(Figure content listings)
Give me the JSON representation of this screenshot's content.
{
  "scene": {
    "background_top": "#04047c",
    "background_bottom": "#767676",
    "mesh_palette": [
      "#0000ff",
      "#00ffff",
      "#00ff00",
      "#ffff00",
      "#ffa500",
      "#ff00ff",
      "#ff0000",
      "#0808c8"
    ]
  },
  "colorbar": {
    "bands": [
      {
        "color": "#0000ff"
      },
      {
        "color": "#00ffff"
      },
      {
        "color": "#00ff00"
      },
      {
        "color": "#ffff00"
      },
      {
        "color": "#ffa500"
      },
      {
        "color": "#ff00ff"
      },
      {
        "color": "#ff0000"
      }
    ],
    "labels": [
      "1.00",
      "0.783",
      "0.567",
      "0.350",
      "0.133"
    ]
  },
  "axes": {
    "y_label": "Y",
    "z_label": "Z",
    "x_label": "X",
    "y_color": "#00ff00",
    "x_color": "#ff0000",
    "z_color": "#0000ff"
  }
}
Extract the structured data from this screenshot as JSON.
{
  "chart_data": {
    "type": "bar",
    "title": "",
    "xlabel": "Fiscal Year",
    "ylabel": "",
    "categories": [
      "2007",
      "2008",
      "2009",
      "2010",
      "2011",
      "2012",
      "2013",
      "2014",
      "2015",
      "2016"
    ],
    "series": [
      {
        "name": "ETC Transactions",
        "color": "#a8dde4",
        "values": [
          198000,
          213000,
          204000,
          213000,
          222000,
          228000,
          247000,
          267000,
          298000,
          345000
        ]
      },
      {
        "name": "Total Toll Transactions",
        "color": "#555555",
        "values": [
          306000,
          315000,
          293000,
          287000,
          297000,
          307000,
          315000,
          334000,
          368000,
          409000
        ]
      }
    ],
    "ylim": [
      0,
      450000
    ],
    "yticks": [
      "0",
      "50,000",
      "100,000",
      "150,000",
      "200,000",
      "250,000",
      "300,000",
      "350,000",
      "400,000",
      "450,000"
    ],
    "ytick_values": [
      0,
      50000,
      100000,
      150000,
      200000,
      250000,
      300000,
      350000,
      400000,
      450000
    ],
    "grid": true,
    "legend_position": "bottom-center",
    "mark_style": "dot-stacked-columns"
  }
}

→ **Directions for this task**
Extract every entry in the listing word for word.

→ **The result**
Give me the JSON representation of this screenshot's content.
{
  "scene": {
    "background_top": "#04047c",
    "background_bottom": "#767676",
    "mesh_palette": [
      "#0000ff",
      "#00ffff",
      "#00ff00",
      "#ffff00",
      "#ffa500",
      "#ff00ff",
      "#ff0000",
      "#0808c8"
    ]
  },
  "colorbar": {
    "bands": [
      {
        "color": "#0000ff"
      },
      {
        "color": "#00ffff"
      },
      {
        "color": "#00ff00"
      },
      {
        "color": "#ffff00"
      },
      {
        "color": "#ffa500"
      },
      {
        "color": "#ff00ff"
      },
      {
        "color": "#ff0000"
      }
    ],
    "labels": [
      "1.00",
      "0.783",
      "0.567",
      "0.350",
      "0.133"
    ]
  },
  "axes": {
    "y_label": "Y",
    "z_label": "Z",
    "x_label": "X",
    "y_color": "#00ff00",
    "x_color": "#ff0000",
    "z_color": "#0000ff"
  }
}
Extract the structured data from this screenshot as JSON.
{
  "chart_data": {
    "type": "bar",
    "title": "",
    "xlabel": "Fiscal Year",
    "ylabel": "",
    "categories": [
      "2007",
      "2008",
      "2009",
      "2010",
      "2011",
      "2012",
      "2013",
      "2014",
      "2015",
      "2016"
    ],
    "series": [
      {
        "name": "ETC Transactions",
        "color": "#a8dde4",
        "values": [
          198000,
          213000,
          204000,
          213000,
          222000,
          228000,
          247000,
          267000,
          298000,
          345000
        ]
      },
      {
        "name": "Total Toll Transactions",
        "color": "#555555",
        "values": [
          306000,
          315000,
          293000,
          287000,
          297000,
          307000,
          315000,
          334000,
          368000,
          409000
        ]
      }
    ],
    "ylim": [
      0,
      450000
    ],
    "yticks": [
      "0",
      "50,000",
      "100,000",
      "150,000",
      "200,000",
      "250,000",
      "300,000",
      "350,000",
      "400,000",
      "450,000"
    ],
    "ytick_values": [
      0,
      50000,
      100000,
      150000,
      200000,
      250000,
      300000,
      350000,
      400000,
      450000
    ],
    "grid": true,
    "legend_position": "bottom-center",
    "mark_style": "dot-stacked-columns"
  }
}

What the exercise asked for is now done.